Data entries:
_ _ _ _ _ _ _

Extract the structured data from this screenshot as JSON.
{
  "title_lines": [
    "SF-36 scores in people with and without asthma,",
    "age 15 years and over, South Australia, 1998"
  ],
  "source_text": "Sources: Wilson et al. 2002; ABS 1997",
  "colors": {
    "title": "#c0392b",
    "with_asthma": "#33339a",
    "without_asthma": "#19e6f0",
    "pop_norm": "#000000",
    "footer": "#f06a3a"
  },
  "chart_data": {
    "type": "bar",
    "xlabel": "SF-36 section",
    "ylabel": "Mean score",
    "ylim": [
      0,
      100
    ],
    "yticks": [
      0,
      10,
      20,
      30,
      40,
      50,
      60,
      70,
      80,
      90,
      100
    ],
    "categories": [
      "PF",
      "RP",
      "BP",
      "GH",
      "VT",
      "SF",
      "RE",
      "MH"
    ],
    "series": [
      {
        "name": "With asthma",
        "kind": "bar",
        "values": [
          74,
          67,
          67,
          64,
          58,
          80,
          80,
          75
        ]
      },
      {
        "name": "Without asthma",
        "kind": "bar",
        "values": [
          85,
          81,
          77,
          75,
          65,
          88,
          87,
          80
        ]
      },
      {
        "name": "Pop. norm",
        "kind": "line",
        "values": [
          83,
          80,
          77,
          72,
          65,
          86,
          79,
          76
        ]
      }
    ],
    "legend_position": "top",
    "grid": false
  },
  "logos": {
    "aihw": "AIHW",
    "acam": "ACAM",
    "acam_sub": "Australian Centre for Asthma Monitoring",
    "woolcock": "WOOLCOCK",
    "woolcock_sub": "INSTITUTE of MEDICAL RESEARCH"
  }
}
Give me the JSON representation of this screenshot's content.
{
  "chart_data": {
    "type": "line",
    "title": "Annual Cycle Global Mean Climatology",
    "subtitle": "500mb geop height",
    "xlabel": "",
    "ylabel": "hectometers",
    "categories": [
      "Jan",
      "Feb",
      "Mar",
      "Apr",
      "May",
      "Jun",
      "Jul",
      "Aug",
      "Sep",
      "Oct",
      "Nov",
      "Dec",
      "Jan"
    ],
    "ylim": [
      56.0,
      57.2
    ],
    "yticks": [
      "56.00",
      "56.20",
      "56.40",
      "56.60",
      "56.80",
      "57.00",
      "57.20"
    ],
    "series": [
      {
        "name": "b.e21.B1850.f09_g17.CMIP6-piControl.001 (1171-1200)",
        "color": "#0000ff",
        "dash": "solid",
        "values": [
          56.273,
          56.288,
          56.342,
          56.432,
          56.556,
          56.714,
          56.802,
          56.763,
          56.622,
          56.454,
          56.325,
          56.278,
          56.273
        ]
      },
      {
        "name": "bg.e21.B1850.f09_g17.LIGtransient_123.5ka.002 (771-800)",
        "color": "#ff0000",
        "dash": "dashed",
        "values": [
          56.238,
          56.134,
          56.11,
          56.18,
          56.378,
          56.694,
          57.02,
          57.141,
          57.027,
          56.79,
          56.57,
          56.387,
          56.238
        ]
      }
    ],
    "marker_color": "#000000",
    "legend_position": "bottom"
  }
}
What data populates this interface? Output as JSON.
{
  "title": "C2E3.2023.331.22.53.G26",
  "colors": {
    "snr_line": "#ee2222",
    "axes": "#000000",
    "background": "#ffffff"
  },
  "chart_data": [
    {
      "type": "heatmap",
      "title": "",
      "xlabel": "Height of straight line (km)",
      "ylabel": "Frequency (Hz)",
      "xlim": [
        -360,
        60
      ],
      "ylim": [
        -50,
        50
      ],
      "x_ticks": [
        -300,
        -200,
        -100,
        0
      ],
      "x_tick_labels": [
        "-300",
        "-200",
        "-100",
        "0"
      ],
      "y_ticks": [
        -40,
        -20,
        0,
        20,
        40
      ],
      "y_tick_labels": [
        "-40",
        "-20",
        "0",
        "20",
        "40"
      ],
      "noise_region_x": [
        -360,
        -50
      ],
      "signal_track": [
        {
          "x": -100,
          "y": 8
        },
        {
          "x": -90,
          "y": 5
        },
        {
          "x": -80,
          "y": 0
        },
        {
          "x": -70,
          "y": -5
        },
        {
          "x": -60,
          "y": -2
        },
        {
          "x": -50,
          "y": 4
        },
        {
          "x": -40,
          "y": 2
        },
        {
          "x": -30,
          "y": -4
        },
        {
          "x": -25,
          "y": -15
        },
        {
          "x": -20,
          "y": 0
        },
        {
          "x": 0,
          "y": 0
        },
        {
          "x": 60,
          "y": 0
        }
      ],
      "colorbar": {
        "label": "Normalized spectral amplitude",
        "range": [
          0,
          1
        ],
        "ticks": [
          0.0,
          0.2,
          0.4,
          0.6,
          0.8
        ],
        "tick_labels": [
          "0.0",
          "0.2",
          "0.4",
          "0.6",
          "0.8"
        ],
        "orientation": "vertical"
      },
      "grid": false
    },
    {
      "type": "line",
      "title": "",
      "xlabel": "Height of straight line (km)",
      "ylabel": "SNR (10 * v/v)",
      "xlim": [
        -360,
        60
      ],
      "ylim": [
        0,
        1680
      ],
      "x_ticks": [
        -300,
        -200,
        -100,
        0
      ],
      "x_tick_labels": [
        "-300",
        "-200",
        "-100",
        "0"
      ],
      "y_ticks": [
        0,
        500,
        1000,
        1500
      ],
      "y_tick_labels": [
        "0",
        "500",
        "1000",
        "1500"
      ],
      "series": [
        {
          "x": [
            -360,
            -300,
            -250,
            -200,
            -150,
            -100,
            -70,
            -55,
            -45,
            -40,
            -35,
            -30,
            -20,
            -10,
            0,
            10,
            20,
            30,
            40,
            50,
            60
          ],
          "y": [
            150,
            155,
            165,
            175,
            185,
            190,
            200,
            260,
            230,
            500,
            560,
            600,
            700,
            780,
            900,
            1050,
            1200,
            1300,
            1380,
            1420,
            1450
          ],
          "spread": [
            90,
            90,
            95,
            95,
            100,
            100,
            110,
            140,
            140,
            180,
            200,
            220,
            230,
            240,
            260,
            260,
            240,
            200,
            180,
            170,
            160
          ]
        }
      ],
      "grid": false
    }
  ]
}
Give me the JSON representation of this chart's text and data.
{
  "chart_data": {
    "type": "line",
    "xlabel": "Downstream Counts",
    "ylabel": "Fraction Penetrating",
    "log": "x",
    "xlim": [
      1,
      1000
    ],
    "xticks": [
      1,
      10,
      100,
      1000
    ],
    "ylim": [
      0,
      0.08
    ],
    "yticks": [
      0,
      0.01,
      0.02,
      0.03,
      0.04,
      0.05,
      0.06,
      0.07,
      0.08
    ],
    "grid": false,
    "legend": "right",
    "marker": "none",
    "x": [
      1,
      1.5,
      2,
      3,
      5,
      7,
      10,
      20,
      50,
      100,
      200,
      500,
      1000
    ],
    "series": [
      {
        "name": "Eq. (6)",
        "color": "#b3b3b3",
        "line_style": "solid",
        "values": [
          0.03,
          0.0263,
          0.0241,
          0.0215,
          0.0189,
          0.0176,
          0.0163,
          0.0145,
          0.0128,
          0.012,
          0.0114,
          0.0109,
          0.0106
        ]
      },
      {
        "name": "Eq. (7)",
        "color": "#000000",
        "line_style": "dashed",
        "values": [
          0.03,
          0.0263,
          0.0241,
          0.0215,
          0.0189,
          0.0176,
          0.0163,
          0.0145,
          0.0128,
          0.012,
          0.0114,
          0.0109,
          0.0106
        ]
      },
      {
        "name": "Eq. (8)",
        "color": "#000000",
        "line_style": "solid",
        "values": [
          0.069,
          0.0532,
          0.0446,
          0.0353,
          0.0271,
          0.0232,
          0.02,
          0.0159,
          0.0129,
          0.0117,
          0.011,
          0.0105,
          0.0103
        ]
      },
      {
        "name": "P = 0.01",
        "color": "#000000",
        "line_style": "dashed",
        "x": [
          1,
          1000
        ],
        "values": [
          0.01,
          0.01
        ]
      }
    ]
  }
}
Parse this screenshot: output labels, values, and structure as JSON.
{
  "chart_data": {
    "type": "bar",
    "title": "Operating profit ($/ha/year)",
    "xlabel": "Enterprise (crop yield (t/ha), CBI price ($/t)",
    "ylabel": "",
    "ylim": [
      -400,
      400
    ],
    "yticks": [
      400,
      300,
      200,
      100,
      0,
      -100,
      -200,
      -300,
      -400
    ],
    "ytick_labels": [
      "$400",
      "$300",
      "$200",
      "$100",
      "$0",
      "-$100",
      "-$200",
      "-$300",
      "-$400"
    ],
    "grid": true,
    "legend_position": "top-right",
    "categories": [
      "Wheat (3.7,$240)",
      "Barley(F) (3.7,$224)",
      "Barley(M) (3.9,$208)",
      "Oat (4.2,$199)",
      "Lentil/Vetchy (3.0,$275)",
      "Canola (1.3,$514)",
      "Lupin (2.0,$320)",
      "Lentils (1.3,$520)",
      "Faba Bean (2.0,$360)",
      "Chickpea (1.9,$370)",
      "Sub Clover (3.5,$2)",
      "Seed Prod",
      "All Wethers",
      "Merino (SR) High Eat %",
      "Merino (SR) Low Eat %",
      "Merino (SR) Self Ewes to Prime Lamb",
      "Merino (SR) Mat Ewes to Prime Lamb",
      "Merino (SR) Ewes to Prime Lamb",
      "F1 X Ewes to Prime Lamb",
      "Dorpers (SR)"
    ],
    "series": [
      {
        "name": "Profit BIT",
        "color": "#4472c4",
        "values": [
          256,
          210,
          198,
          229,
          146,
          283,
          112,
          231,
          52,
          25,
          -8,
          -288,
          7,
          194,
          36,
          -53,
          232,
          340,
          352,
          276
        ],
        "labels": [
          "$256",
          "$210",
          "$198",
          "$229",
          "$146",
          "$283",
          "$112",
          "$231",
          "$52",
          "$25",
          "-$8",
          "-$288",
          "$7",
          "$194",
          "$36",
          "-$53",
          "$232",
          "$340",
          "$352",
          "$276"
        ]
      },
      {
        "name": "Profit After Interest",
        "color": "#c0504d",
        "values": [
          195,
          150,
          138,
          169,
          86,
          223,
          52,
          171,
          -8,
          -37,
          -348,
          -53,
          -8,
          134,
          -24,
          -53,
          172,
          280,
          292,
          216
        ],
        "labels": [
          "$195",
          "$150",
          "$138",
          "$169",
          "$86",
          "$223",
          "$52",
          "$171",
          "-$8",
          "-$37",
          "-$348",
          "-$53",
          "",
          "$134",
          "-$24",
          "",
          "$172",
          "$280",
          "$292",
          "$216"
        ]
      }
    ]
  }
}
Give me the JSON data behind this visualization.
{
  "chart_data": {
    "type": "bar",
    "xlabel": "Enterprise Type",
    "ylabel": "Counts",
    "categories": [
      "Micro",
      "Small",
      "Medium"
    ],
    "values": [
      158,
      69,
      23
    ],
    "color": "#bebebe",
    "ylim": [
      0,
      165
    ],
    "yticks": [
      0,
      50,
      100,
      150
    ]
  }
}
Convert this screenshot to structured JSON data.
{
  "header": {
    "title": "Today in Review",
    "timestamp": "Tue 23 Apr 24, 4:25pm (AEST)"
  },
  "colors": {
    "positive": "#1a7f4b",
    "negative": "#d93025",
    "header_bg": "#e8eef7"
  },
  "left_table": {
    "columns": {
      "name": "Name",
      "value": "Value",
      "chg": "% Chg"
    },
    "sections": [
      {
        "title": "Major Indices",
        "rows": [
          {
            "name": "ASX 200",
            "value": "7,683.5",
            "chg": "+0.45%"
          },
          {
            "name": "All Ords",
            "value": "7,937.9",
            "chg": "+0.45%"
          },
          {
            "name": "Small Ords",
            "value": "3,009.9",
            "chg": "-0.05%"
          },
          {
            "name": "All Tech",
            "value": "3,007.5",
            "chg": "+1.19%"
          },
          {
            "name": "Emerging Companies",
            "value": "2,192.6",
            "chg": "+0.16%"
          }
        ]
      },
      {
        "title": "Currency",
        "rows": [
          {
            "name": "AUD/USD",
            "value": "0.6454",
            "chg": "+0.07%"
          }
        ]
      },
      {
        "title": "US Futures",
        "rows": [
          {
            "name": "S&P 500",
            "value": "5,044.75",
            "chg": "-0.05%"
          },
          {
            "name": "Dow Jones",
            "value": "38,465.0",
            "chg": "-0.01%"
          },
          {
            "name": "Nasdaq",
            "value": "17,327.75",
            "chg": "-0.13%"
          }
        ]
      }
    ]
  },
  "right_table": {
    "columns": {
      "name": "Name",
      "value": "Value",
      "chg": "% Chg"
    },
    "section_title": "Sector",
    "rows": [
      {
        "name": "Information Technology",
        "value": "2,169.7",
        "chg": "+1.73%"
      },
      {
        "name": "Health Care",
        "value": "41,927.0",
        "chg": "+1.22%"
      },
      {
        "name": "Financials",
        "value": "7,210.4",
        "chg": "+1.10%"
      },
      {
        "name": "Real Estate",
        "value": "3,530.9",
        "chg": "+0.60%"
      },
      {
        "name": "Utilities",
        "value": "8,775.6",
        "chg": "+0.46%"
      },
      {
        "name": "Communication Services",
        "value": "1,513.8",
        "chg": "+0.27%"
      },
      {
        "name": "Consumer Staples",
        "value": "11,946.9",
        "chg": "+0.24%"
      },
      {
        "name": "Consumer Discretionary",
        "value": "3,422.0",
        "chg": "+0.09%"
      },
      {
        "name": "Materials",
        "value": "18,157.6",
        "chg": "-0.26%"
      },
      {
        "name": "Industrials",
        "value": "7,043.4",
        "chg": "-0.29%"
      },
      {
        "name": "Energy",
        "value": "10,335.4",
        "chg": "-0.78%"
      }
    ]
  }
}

_ _ _ _ _ _ _

Which lines of the data include "Counts"? Copy each of them.

    "xlabel": "Downstream Counts",
    "ylabel": "Counts",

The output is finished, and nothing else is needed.